WORK TO COMPLETE: Copy each line exactly. Leave nothing out.

SUPPLIED DATA:
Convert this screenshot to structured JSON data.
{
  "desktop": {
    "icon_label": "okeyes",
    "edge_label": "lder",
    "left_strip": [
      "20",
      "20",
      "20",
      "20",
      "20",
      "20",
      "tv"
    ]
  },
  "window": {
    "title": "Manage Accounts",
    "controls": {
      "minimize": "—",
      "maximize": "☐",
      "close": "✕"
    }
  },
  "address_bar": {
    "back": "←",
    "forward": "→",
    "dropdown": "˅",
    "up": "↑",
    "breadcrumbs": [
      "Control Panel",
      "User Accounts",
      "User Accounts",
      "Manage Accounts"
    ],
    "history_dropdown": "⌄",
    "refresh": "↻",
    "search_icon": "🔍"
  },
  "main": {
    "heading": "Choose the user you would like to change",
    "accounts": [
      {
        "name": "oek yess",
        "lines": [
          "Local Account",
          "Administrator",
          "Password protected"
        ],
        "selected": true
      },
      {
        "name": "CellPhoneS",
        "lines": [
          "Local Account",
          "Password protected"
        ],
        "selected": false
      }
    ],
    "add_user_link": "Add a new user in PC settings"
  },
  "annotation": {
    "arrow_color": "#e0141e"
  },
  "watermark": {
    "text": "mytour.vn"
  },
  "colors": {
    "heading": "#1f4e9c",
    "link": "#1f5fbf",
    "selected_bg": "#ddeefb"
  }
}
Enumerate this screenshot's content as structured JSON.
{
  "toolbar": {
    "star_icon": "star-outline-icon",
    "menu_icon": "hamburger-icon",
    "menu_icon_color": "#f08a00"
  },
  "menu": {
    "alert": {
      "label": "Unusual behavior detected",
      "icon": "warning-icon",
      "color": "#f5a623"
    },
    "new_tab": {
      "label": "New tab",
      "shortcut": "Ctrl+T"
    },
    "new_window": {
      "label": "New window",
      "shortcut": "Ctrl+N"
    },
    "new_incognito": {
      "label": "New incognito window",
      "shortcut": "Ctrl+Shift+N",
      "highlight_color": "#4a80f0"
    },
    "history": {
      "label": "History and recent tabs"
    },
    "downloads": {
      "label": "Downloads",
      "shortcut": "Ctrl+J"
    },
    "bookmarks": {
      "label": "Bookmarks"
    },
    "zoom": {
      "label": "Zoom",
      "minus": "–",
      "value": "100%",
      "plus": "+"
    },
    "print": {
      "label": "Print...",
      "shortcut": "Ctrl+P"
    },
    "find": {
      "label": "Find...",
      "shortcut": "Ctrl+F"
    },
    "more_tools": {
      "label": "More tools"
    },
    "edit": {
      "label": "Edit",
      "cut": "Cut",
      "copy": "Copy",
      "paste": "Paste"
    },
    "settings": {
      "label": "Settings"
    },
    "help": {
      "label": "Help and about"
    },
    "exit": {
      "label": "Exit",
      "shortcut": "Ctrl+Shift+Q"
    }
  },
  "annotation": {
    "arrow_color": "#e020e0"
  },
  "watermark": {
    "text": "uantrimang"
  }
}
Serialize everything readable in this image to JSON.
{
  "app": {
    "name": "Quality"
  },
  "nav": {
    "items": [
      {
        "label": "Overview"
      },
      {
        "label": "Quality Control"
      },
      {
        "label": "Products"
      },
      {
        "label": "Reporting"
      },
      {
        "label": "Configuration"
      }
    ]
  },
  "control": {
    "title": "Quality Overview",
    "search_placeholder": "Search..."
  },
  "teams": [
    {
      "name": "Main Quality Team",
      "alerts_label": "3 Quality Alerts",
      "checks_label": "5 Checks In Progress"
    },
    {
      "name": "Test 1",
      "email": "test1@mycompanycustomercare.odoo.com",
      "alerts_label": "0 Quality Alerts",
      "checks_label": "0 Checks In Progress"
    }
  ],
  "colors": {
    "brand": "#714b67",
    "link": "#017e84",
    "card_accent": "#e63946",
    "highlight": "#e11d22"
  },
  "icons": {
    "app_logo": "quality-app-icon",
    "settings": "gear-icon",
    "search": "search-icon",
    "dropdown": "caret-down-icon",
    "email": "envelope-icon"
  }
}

TASK OUTPUT:
Convert this screenshot to structured JSON data.
{
  "desktop": {
    "icon_label": "okeyes",
    "edge_label": "lder",
    "left_strip": [
      "20",
      "20",
      "20",
      "20",
      "20",
      "20",
      "tv"
    ]
  },
  "window": {
    "title": "Manage Accounts",
    "controls": {
      "minimize": "—",
      "maximize": "☐",
      "close": "✕"
    }
  },
  "address_bar": {
    "back": "←",
    "forward": "→",
    "dropdown": "˅",
    "up": "↑",
    "breadcrumbs": [
      "Control Panel",
      "User Accounts",
      "User Accounts",
      "Manage Accounts"
    ],
    "history_dropdown": "⌄",
    "refresh": "↻",
    "search_icon": "🔍"
  },
  "main": {
    "heading": "Choose the user you would like to change",
    "accounts": [
      {
        "name": "oek yess",
        "lines": [
          "Local Account",
          "Administrator",
          "Password protected"
        ],
        "selected": true
      },
      {
        "name": "CellPhoneS",
        "lines": [
          "Local Account",
          "Password protected"
        ],
        "selected": false
      }
    ],
    "add_user_link": "Add a new user in PC settings"
  },
  "annotation": {
    "arrow_color": "#e0141e"
  },
  "watermark": {
    "text": "mytour.vn"
  },
  "colors": {
    "heading": "#1f4e9c",
    "link": "#1f5fbf",
    "selected_bg": "#ddeefb"
  }
}
Enumerate this screenshot's content as structured JSON.
{
  "toolbar": {
    "star_icon": "star-outline-icon",
    "menu_icon": "hamburger-icon",
    "menu_icon_color": "#f08a00"
  },
  "menu": {
    "alert": {
      "label": "Unusual behavior detected",
      "icon": "warning-icon",
      "color": "#f5a623"
    },
    "new_tab": {
      "label": "New tab",
      "shortcut": "Ctrl+T"
    },
    "new_window": {
      "label": "New window",
      "shortcut": "Ctrl+N"
    },
    "new_incognito": {
      "label": "New incognito window",
      "shortcut": "Ctrl+Shift+N",
      "highlight_color": "#4a80f0"
    },
    "history": {
      "label": "History and recent tabs"
    },
    "downloads": {
      "label": "Downloads",
      "shortcut": "Ctrl+J"
    },
    "bookmarks": {
      "label": "Bookmarks"
    },
    "zoom": {
      "label": "Zoom",
      "minus": "–",
      "value": "100%",
      "plus": "+"
    },
    "print": {
      "label": "Print...",
      "shortcut": "Ctrl+P"
    },
    "find": {
      "label": "Find...",
      "shortcut": "Ctrl+F"
    },
    "more_tools": {
      "label": "More tools"
    },
    "edit": {
      "label": "Edit",
      "cut": "Cut",
      "copy": "Copy",
      "paste": "Paste"
    },
    "settings": {
      "label": "Settings"
    },
    "help": {
      "label": "Help and about"
    },
    "exit": {
      "label": "Exit",
      "shortcut": "Ctrl+Shift+Q"
    }
  },
  "annotation": {
    "arrow_color": "#e020e0"
  },
  "watermark": {
    "text": "uantrimang"
  }
}
Serialize everything readable in this image to JSON.
{
  "app": {
    "name": "Quality"
  },
  "nav": {
    "items": [
      {
        "label": "Overview"
      },
      {
        "label": "Quality Control"
      },
      {
        "label": "Products"
      },
      {
        "label": "Reporting"
      },
      {
        "label": "Configuration"
      }
    ]
  },
  "control": {
    "title": "Quality Overview",
    "search_placeholder": "Search..."
  },
  "teams": [
    {
      "name": "Main Quality Team",
      "alerts_label": "3 Quality Alerts",
      "checks_label": "5 Checks In Progress"
    },
    {
      "name": "Test 1",
      "email": "test1@mycompanycustomercare.odoo.com",
      "alerts_label": "0 Quality Alerts",
      "checks_label": "0 Checks In Progress"
    }
  ],
  "colors": {
    "brand": "#714b67",
    "link": "#017e84",
    "card_accent": "#e63946",
    "highlight": "#e11d22"
  },
  "icons": {
    "app_logo": "quality-app-icon",
    "settings": "gear-icon",
    "search": "search-icon",
    "dropdown": "caret-down-icon",
    "email": "envelope-icon"
  }
}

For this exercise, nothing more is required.